++++ TASK MATERIAL ++++
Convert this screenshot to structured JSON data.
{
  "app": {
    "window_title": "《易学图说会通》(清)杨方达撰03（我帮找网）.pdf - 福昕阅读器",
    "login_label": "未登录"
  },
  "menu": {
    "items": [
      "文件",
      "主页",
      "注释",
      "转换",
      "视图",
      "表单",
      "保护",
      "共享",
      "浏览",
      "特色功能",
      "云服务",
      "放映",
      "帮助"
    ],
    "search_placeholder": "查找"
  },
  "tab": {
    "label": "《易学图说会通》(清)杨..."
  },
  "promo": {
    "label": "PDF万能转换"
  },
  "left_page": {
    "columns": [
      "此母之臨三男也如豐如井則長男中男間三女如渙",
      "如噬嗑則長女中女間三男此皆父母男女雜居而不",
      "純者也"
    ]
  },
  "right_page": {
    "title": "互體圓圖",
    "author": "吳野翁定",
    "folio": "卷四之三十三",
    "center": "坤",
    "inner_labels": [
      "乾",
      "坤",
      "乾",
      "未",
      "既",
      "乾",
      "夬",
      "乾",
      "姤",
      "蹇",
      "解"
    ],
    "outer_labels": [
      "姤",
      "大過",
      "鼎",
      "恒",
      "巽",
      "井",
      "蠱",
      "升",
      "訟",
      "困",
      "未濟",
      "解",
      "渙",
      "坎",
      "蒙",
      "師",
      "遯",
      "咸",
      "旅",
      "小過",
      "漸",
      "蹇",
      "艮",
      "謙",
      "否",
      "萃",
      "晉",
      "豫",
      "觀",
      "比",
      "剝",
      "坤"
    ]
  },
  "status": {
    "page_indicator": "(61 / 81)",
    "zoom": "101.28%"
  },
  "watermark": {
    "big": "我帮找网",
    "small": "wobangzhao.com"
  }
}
++++
WHAT IS REQUIRED -
Go through the records above and set each one down exactly, please.

EXPECTED OUTPUT -
Convert this screenshot to structured JSON data.
{
  "app": {
    "window_title": "《易学图说会通》(清)杨方达撰03（我帮找网）.pdf - 福昕阅读器",
    "login_label": "未登录"
  },
  "menu": {
    "items": [
      "文件",
      "主页",
      "注释",
      "转换",
      "视图",
      "表单",
      "保护",
      "共享",
      "浏览",
      "特色功能",
      "云服务",
      "放映",
      "帮助"
    ],
    "search_placeholder": "查找"
  },
  "tab": {
    "label": "《易学图说会通》(清)杨..."
  },
  "promo": {
    "label": "PDF万能转换"
  },
  "left_page": {
    "columns": [
      "此母之臨三男也如豐如井則長男中男間三女如渙",
      "如噬嗑則長女中女間三男此皆父母男女雜居而不",
      "純者也"
    ]
  },
  "right_page": {
    "title": "互體圓圖",
    "author": "吳野翁定",
    "folio": "卷四之三十三",
    "center": "坤",
    "inner_labels": [
      "乾",
      "坤",
      "乾",
      "未",
      "既",
      "乾",
      "夬",
      "乾",
      "姤",
      "蹇",
      "解"
    ],
    "outer_labels": [
      "姤",
      "大過",
      "鼎",
      "恒",
      "巽",
      "井",
      "蠱",
      "升",
      "訟",
      "困",
      "未濟",
      "解",
      "渙",
      "坎",
      "蒙",
      "師",
      "遯",
      "咸",
      "旅",
      "小過",
      "漸",
      "蹇",
      "艮",
      "謙",
      "否",
      "萃",
      "晉",
      "豫",
      "觀",
      "比",
      "剝",
      "坤"
    ]
  },
  "status": {
    "page_indicator": "(61 / 81)",
    "zoom": "101.28%"
  },
  "watermark": {
    "big": "我帮找网",
    "small": "wobangzhao.com"
  }
}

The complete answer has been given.